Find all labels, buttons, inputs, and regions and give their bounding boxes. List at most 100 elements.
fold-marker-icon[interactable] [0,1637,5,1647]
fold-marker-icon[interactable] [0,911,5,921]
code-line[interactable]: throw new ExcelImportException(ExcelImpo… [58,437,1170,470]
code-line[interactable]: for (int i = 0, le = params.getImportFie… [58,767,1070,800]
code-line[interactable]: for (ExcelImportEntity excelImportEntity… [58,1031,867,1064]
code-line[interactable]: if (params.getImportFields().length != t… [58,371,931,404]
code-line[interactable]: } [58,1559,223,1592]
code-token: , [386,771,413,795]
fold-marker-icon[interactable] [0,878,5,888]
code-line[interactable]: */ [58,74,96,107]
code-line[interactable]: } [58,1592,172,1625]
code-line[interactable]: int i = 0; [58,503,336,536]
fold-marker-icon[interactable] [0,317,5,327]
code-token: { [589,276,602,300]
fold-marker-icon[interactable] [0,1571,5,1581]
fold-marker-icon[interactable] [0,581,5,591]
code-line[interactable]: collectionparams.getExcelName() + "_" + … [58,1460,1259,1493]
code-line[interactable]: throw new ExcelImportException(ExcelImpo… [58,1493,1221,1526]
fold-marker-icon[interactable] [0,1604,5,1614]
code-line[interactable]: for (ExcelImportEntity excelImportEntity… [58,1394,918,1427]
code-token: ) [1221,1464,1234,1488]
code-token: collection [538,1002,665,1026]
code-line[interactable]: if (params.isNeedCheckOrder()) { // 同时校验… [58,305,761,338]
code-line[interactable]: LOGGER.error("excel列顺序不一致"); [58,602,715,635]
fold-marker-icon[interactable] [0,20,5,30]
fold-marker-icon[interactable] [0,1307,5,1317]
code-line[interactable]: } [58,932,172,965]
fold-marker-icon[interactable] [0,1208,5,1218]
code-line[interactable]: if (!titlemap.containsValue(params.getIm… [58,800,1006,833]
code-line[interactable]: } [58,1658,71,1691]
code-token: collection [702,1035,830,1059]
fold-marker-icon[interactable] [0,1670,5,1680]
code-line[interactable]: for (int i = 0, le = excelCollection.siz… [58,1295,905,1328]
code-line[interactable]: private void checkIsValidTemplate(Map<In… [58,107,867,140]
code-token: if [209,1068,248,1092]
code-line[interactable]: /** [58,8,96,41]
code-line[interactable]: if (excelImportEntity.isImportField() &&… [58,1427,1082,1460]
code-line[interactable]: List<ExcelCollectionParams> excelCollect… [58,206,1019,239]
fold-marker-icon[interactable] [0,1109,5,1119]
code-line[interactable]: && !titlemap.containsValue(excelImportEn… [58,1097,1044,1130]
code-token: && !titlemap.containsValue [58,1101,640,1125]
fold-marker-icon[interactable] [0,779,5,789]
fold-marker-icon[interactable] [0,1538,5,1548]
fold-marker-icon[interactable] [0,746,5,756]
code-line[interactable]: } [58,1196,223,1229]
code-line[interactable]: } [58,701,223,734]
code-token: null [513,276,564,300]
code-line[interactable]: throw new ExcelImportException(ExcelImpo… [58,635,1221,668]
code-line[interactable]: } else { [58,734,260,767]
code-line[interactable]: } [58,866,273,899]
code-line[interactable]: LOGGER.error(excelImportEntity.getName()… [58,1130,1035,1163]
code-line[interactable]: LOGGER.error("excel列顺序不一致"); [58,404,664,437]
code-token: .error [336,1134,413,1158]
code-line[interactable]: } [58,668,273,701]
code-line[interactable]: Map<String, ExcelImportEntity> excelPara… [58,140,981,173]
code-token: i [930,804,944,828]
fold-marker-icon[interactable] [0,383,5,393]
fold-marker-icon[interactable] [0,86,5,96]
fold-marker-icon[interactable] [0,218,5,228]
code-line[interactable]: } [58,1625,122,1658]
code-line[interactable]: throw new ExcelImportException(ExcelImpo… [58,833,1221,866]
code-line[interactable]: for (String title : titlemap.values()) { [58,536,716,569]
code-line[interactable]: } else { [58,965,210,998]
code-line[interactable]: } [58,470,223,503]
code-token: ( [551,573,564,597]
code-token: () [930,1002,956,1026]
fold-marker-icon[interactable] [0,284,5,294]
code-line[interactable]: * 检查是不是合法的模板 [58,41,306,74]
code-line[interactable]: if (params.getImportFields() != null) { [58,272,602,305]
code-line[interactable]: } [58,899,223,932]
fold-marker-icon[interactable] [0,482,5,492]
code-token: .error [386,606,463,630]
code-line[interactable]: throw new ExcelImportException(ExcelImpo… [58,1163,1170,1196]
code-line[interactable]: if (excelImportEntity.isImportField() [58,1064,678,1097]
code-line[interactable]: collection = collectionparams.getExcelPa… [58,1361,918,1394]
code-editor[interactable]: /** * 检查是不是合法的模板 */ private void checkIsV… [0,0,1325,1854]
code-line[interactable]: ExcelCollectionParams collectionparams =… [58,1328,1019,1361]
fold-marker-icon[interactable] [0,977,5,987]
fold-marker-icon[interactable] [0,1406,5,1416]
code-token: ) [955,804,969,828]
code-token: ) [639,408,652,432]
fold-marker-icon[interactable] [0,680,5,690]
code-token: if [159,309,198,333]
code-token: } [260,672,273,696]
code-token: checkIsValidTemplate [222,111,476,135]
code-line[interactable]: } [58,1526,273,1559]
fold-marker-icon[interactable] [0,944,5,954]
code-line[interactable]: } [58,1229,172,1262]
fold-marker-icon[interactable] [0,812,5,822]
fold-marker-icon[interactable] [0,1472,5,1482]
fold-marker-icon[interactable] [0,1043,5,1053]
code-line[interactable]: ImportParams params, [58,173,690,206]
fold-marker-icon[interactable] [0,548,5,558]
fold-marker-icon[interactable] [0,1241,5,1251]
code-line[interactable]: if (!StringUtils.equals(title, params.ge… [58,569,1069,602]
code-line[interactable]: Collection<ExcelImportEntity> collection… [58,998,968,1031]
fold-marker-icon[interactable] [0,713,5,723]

= PROMPT =
Update the items above by changing every "fold-marker-icon" to "fold-indicator-icon" and leaving everything else as it is.

= WORKED ANSWER =
Find all labels, buttons, inputs, and regions and give their bounding boxes. List at most 100 elements.
fold-indicator-icon[interactable] [0,1637,5,1647]
fold-indicator-icon[interactable] [0,911,5,921]
code-line[interactable]: throw new ExcelImportException(ExcelImpo… [58,437,1170,470]
code-line[interactable]: for (int i = 0, le = params.getImportFie… [58,767,1070,800]
code-line[interactable]: for (ExcelImportEntity excelImportEntity… [58,1031,867,1064]
code-line[interactable]: if (params.getImportFields().length != t… [58,371,931,404]
code-line[interactable]: } [58,1559,223,1592]
code-token: , [386,771,413,795]
fold-indicator-icon[interactable] [0,878,5,888]
code-line[interactable]: */ [58,74,96,107]
code-line[interactable]: } [58,1592,172,1625]
code-line[interactable]: int i = 0; [58,503,336,536]
fold-indicator-icon[interactable] [0,317,5,327]
code-token: { [589,276,602,300]
fold-indicator-icon[interactable] [0,1571,5,1581]
fold-indicator-icon[interactable] [0,581,5,591]
code-line[interactable]: collectionparams.getExcelName() + "_" + … [58,1460,1259,1493]
code-line[interactable]: throw new ExcelImportException(ExcelImpo… [58,1493,1221,1526]
fold-indicator-icon[interactable] [0,1604,5,1614]
code-line[interactable]: for (ExcelImportEntity excelImportEntity… [58,1394,918,1427]
code-token: ) [1221,1464,1234,1488]
code-token: collection [538,1002,665,1026]
code-line[interactable]: if (params.isNeedCheckOrder()) { // 同时校验… [58,305,761,338]
code-line[interactable]: LOGGER.error("excel列顺序不一致"); [58,602,715,635]
fold-indicator-icon[interactable] [0,20,5,30]
fold-indicator-icon[interactable] [0,1307,5,1317]
code-line[interactable]: } [58,932,172,965]
fold-indicator-icon[interactable] [0,1208,5,1218]
code-line[interactable]: if (!titlemap.containsValue(params.getIm… [58,800,1006,833]
code-line[interactable]: } [58,1658,71,1691]
code-token: collection [702,1035,830,1059]
fold-indicator-icon[interactable] [0,1670,5,1680]
code-line[interactable]: for (int i = 0, le = excelCollection.siz… [58,1295,905,1328]
code-line[interactable]: private void checkIsValidTemplate(Map<In… [58,107,867,140]
code-token: if [209,1068,248,1092]
code-line[interactable]: /** [58,8,96,41]
code-line[interactable]: if (excelImportEntity.isImportField() &&… [58,1427,1082,1460]
code-line[interactable]: List<ExcelCollectionParams> excelCollect… [58,206,1019,239]
fold-indicator-icon[interactable] [0,1109,5,1119]
code-line[interactable]: && !titlemap.containsValue(excelImportEn… [58,1097,1044,1130]
code-token: && !titlemap.containsValue [58,1101,640,1125]
fold-indicator-icon[interactable] [0,779,5,789]
fold-indicator-icon[interactable] [0,1538,5,1548]
fold-indicator-icon[interactable] [0,746,5,756]
code-line[interactable]: } [58,1196,223,1229]
code-line[interactable]: } [58,701,223,734]
code-token: null [513,276,564,300]
code-line[interactable]: throw new ExcelImportException(ExcelImpo… [58,635,1221,668]
code-line[interactable]: } else { [58,734,260,767]
code-line[interactable]: } [58,866,273,899]
code-line[interactable]: LOGGER.error(excelImportEntity.getName()… [58,1130,1035,1163]
code-line[interactable]: LOGGER.error("excel列顺序不一致"); [58,404,664,437]
code-token: .error [336,1134,413,1158]
code-line[interactable]: } [58,668,273,701]
code-line[interactable]: Map<String, ExcelImportEntity> excelPara… [58,140,981,173]
code-token: i [930,804,944,828]
fold-indicator-icon[interactable] [0,383,5,393]
fold-indicator-icon[interactable] [0,86,5,96]
fold-indicator-icon[interactable] [0,218,5,228]
code-line[interactable]: } [58,1625,122,1658]
code-line[interactable]: throw new ExcelImportException(ExcelImpo… [58,833,1221,866]
code-line[interactable]: for (String title : titlemap.values()) { [58,536,716,569]
code-line[interactable]: } else { [58,965,210,998]
code-line[interactable]: } [58,470,223,503]
code-token: ( [551,573,564,597]
code-token: () [930,1002,956,1026]
fold-indicator-icon[interactable] [0,284,5,294]
code-line[interactable]: * 检查是不是合法的模板 [58,41,306,74]
code-line[interactable]: if (params.getImportFields() != null) { [58,272,602,305]
code-line[interactable]: } [58,899,223,932]
fold-indicator-icon[interactable] [0,482,5,492]
code-token: .error [386,606,463,630]
code-line[interactable]: throw new ExcelImportException(ExcelImpo… [58,1163,1170,1196]
code-line[interactable]: if (excelImportEntity.isImportField() [58,1064,678,1097]
code-line[interactable]: collection = collectionparams.getExcelPa… [58,1361,918,1394]
code-editor[interactable]: /** * 检查是不是合法的模板 */ private void checkIsV… [0,0,1325,1854]
code-line[interactable]: ExcelCollectionParams collectionparams =… [58,1328,1019,1361]
fold-indicator-icon[interactable] [0,977,5,987]
fold-indicator-icon[interactable] [0,1406,5,1416]
code-token: ) [955,804,969,828]
code-token: ) [639,408,652,432]
fold-indicator-icon[interactable] [0,680,5,690]
code-token: if [159,309,198,333]
code-token: } [260,672,273,696]
code-token: checkIsValidTemplate [222,111,476,135]
code-line[interactable]: } [58,1526,273,1559]
fold-indicator-icon[interactable] [0,944,5,954]
code-line[interactable]: } [58,1229,172,1262]
fold-indicator-icon[interactable] [0,812,5,822]
fold-indicator-icon[interactable] [0,1472,5,1482]
fold-indicator-icon[interactable] [0,1043,5,1053]
code-line[interactable]: ImportParams params, [58,173,690,206]
fold-indicator-icon[interactable] [0,548,5,558]
fold-indicator-icon[interactable] [0,1241,5,1251]
code-line[interactable]: if (!StringUtils.equals(title, params.ge… [58,569,1069,602]
code-line[interactable]: Collection<ExcelImportEntity> collection… [58,998,968,1031]
fold-indicator-icon[interactable] [0,713,5,723]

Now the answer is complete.